> Exercise task
Extract all of the entries and set them down verbatim.

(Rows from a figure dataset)
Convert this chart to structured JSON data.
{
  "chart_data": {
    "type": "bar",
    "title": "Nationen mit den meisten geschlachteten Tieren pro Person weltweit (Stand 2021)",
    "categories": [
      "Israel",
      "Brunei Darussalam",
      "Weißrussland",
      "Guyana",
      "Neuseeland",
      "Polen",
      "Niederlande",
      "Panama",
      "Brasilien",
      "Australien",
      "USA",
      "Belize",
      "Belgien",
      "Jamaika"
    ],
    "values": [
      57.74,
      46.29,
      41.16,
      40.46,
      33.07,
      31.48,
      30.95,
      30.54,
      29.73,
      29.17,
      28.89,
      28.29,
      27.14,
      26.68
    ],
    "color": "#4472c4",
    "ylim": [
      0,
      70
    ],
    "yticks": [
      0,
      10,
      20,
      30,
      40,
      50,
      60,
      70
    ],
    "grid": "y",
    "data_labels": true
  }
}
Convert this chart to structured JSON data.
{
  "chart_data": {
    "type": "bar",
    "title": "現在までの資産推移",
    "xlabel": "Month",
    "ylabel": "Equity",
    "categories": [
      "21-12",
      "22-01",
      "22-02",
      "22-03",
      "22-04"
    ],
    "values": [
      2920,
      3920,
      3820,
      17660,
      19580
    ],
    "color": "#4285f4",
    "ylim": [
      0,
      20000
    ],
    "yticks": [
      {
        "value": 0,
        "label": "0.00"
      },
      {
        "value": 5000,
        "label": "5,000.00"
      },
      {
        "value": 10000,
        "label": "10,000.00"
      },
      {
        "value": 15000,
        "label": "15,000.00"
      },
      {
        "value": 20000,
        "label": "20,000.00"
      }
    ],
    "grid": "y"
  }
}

> Solution for this problem
Convert this chart to structured JSON data.
{
  "chart_data": {
    "type": "bar",
    "title": "Nationen mit den meisten geschlachteten Tieren pro Person weltweit (Stand 2021)",
    "categories": [
      "Israel",
      "Brunei Darussalam",
      "Weißrussland",
      "Guyana",
      "Neuseeland",
      "Polen",
      "Niederlande",
      "Panama",
      "Brasilien",
      "Australien",
      "USA",
      "Belize",
      "Belgien",
      "Jamaika"
    ],
    "values": [
      57.74,
      46.29,
      41.16,
      40.46,
      33.07,
      31.48,
      30.95,
      30.54,
      29.73,
      29.17,
      28.89,
      28.29,
      27.14,
      26.68
    ],
    "color": "#4472c4",
    "ylim": [
      0,
      70
    ],
    "yticks": [
      0,
      10,
      20,
      30,
      40,
      50,
      60,
      70
    ],
    "grid": "y",
    "data_labels": true
  }
}
Convert this chart to structured JSON data.
{
  "chart_data": {
    "type": "bar",
    "title": "現在までの資産推移",
    "xlabel": "Month",
    "ylabel": "Equity",
    "categories": [
      "21-12",
      "22-01",
      "22-02",
      "22-03",
      "22-04"
    ],
    "values": [
      2920,
      3920,
      3820,
      17660,
      19580
    ],
    "color": "#4285f4",
    "ylim": [
      0,
      20000
    ],
    "yticks": [
      {
        "value": 0,
        "label": "0.00"
      },
      {
        "value": 5000,
        "label": "5,000.00"
      },
      {
        "value": 10000,
        "label": "10,000.00"
      },
      {
        "value": 15000,
        "label": "15,000.00"
      },
      {
        "value": 20000,
        "label": "20,000.00"
      }
    ],
    "grid": "y"
  }
}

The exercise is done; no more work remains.